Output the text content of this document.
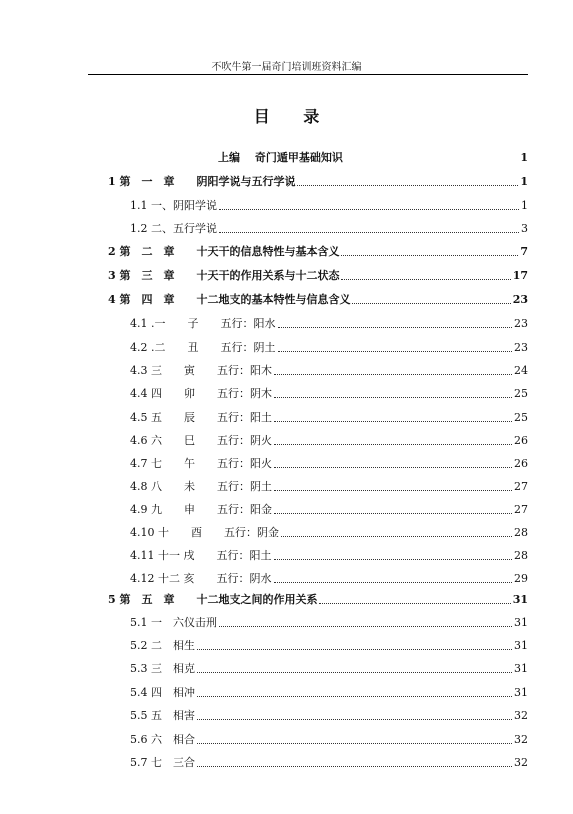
不吹牛第一届奇门培训班资料汇编
目 录
上编　 奇门遁甲基础知识	1
1 第　一　章　　阴阳学说与五行学说	1
1.1 一、阴阳学说	1
1.2 二、五行学说	3
2 第　二　章　　十天干的信息特性与基本含义	7
3 第　三　章　　十天干的作用关系与十二状态	17
4 第　四　章　　十二地支的基本特性与信息含义	23
4.1 .一　　子　　五行：阳水	23
4.2 .二　　丑　　五行：阴土	23
4.3 三　　寅　　五行：阳木	24
4.4 四　　卯　　五行：阴木	25
4.5 五　　辰　　五行：阳土	25
4.6 六　　巳　　五行：阴火	26
4.7 七　　午　　五行：阳火	26
4.8 八　　未　　五行：阴土	27
4.9 九　　申　　五行：阳金	27
4.10 十　　酉　　五行：阴金	28
4.11 十一 戌　　五行：阳土	28
4.12 十二 亥　　五行：阴水	29
5 第　五　章　　十二地支之间的作用关系	31
5.1 一　六仪击刑	31
5.2 二　相生	31
5.3 三　相克	31
5.4 四　相冲	31
5.5 五　相害	32
5.6 六　相合	32
5.7 七　三合	32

EXERCISE BRIEF
Print out every entry above without changing a word, and leave out the pictures.

FULL OUTPUT
Output the text content of this document.
不吹牛第一届奇门培训班资料汇编
目 录
上编　 奇门遁甲基础知识	1
1 第　一　章　　阴阳学说与五行学说	1
1.1 一、阴阳学说	1
1.2 二、五行学说	3
2 第　二　章　　十天干的信息特性与基本含义	7
3 第　三　章　　十天干的作用关系与十二状态	17
4 第　四　章　　十二地支的基本特性与信息含义	23
4.1 .一　　子　　五行：阳水	23
4.2 .二　　丑　　五行：阴土	23
4.3 三　　寅　　五行：阳木	24
4.4 四　　卯　　五行：阴木	25
4.5 五　　辰　　五行：阳土	25
4.6 六　　巳　　五行：阴火	26
4.7 七　　午　　五行：阳火	26
4.8 八　　未　　五行：阴土	27
4.9 九　　申　　五行：阳金	27
4.10 十　　酉　　五行：阴金	28
4.11 十一 戌　　五行：阳土	28
4.12 十二 亥　　五行：阴水	29
5 第　五　章　　十二地支之间的作用关系	31
5.1 一　六仪击刑	31
5.2 二　相生	31
5.3 三　相克	31
5.4 四　相冲	31
5.5 五　相害	32
5.6 六　相合	32
5.7 七　三合	32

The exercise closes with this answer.